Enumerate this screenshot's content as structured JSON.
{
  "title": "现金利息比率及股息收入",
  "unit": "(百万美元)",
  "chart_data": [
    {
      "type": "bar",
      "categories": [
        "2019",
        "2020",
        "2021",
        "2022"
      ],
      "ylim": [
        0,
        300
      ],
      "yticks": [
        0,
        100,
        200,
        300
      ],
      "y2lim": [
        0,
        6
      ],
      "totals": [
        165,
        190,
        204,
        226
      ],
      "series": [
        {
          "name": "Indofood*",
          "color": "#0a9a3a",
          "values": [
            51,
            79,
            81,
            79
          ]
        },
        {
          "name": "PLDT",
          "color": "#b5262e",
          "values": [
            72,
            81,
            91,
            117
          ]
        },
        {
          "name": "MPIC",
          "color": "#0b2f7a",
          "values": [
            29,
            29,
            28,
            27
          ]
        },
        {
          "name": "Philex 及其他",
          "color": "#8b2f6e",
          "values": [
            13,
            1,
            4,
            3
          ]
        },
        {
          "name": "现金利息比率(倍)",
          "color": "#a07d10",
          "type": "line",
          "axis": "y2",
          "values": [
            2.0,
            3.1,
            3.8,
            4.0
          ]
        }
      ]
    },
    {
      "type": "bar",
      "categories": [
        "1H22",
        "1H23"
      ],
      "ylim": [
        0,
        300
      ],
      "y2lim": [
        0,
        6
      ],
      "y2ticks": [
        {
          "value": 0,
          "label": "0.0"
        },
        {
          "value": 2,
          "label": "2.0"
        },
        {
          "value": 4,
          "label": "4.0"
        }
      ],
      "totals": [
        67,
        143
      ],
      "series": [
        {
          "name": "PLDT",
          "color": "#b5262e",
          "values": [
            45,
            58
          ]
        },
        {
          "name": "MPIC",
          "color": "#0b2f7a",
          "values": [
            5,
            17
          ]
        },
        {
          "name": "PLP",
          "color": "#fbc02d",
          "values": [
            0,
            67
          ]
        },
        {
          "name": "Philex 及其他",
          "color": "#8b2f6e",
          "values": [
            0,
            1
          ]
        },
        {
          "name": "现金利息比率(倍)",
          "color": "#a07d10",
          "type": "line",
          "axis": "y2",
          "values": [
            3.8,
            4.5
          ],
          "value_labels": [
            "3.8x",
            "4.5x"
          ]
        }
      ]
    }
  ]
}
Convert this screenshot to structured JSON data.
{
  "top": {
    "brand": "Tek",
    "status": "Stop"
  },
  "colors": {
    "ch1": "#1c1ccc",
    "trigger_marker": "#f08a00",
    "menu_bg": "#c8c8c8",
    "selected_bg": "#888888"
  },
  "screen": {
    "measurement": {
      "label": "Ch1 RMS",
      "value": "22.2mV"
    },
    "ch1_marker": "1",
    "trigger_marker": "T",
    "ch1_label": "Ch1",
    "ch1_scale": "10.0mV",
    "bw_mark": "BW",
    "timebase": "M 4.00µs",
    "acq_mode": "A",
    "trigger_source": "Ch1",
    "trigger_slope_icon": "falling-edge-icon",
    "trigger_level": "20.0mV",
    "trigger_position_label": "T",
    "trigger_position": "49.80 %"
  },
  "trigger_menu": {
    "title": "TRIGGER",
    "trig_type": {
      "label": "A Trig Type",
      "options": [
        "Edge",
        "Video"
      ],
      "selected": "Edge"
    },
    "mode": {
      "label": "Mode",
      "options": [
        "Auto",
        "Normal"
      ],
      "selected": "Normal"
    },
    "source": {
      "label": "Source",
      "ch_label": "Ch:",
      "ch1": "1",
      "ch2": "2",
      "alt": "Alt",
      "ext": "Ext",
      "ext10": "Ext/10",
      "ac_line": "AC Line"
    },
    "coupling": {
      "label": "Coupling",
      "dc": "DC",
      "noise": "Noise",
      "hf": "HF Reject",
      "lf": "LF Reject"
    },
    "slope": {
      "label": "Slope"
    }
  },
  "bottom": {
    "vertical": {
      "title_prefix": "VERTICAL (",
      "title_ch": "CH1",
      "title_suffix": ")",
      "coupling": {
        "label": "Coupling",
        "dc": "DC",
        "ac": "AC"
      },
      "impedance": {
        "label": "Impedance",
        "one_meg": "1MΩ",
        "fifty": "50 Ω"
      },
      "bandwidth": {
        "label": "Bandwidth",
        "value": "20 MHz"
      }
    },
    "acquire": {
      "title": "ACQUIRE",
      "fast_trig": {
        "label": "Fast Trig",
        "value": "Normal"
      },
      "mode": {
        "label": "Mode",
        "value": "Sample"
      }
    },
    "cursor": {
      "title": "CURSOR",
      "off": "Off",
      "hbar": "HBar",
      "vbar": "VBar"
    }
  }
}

*Written problem:*
Repeat the listing above without any change.

*Expected answer:*
Enumerate this screenshot's content as structured JSON.
{
  "title": "现金利息比率及股息收入",
  "unit": "(百万美元)",
  "chart_data": [
    {
      "type": "bar",
      "categories": [
        "2019",
        "2020",
        "2021",
        "2022"
      ],
      "ylim": [
        0,
        300
      ],
      "yticks": [
        0,
        100,
        200,
        300
      ],
      "y2lim": [
        0,
        6
      ],
      "totals": [
        165,
        190,
        204,
        226
      ],
      "series": [
        {
          "name": "Indofood*",
          "color": "#0a9a3a",
          "values": [
            51,
            79,
            81,
            79
          ]
        },
        {
          "name": "PLDT",
          "color": "#b5262e",
          "values": [
            72,
            81,
            91,
            117
          ]
        },
        {
          "name": "MPIC",
          "color": "#0b2f7a",
          "values": [
            29,
            29,
            28,
            27
          ]
        },
        {
          "name": "Philex 及其他",
          "color": "#8b2f6e",
          "values": [
            13,
            1,
            4,
            3
          ]
        },
        {
          "name": "现金利息比率(倍)",
          "color": "#a07d10",
          "type": "line",
          "axis": "y2",
          "values": [
            2.0,
            3.1,
            3.8,
            4.0
          ]
        }
      ]
    },
    {
      "type": "bar",
      "categories": [
        "1H22",
        "1H23"
      ],
      "ylim": [
        0,
        300
      ],
      "y2lim": [
        0,
        6
      ],
      "y2ticks": [
        {
          "value": 0,
          "label": "0.0"
        },
        {
          "value": 2,
          "label": "2.0"
        },
        {
          "value": 4,
          "label": "4.0"
        }
      ],
      "totals": [
        67,
        143
      ],
      "series": [
        {
          "name": "PLDT",
          "color": "#b5262e",
          "values": [
            45,
            58
          ]
        },
        {
          "name": "MPIC",
          "color": "#0b2f7a",
          "values": [
            5,
            17
          ]
        },
        {
          "name": "PLP",
          "color": "#fbc02d",
          "values": [
            0,
            67
          ]
        },
        {
          "name": "Philex 及其他",
          "color": "#8b2f6e",
          "values": [
            0,
            1
          ]
        },
        {
          "name": "现金利息比率(倍)",
          "color": "#a07d10",
          "type": "line",
          "axis": "y2",
          "values": [
            3.8,
            4.5
          ],
          "value_labels": [
            "3.8x",
            "4.5x"
          ]
        }
      ]
    }
  ]
}
Convert this screenshot to structured JSON data.
{
  "top": {
    "brand": "Tek",
    "status": "Stop"
  },
  "colors": {
    "ch1": "#1c1ccc",
    "trigger_marker": "#f08a00",
    "menu_bg": "#c8c8c8",
    "selected_bg": "#888888"
  },
  "screen": {
    "measurement": {
      "label": "Ch1 RMS",
      "value": "22.2mV"
    },
    "ch1_marker": "1",
    "trigger_marker": "T",
    "ch1_label": "Ch1",
    "ch1_scale": "10.0mV",
    "bw_mark": "BW",
    "timebase": "M 4.00µs",
    "acq_mode": "A",
    "trigger_source": "Ch1",
    "trigger_slope_icon": "falling-edge-icon",
    "trigger_level": "20.0mV",
    "trigger_position_label": "T",
    "trigger_position": "49.80 %"
  },
  "trigger_menu": {
    "title": "TRIGGER",
    "trig_type": {
      "label": "A Trig Type",
      "options": [
        "Edge",
        "Video"
      ],
      "selected": "Edge"
    },
    "mode": {
      "label": "Mode",
      "options": [
        "Auto",
        "Normal"
      ],
      "selected": "Normal"
    },
    "source": {
      "label": "Source",
      "ch_label": "Ch:",
      "ch1": "1",
      "ch2": "2",
      "alt": "Alt",
      "ext": "Ext",
      "ext10": "Ext/10",
      "ac_line": "AC Line"
    },
    "coupling": {
      "label": "Coupling",
      "dc": "DC",
      "noise": "Noise",
      "hf": "HF Reject",
      "lf": "LF Reject"
    },
    "slope": {
      "label": "Slope"
    }
  },
  "bottom": {
    "vertical": {
      "title_prefix": "VERTICAL (",
      "title_ch": "CH1",
      "title_suffix": ")",
      "coupling": {
        "label": "Coupling",
        "dc": "DC",
        "ac": "AC"
      },
      "impedance": {
        "label": "Impedance",
        "one_meg": "1MΩ",
        "fifty": "50 Ω"
      },
      "bandwidth": {
        "label": "Bandwidth",
        "value": "20 MHz"
      }
    },
    "acquire": {
      "title": "ACQUIRE",
      "fast_trig": {
        "label": "Fast Trig",
        "value": "Normal"
      },
      "mode": {
        "label": "Mode",
        "value": "Sample"
      }
    },
    "cursor": {
      "title": "CURSOR",
      "off": "Off",
      "hbar": "HBar",
      "vbar": "VBar"
    }
  }
}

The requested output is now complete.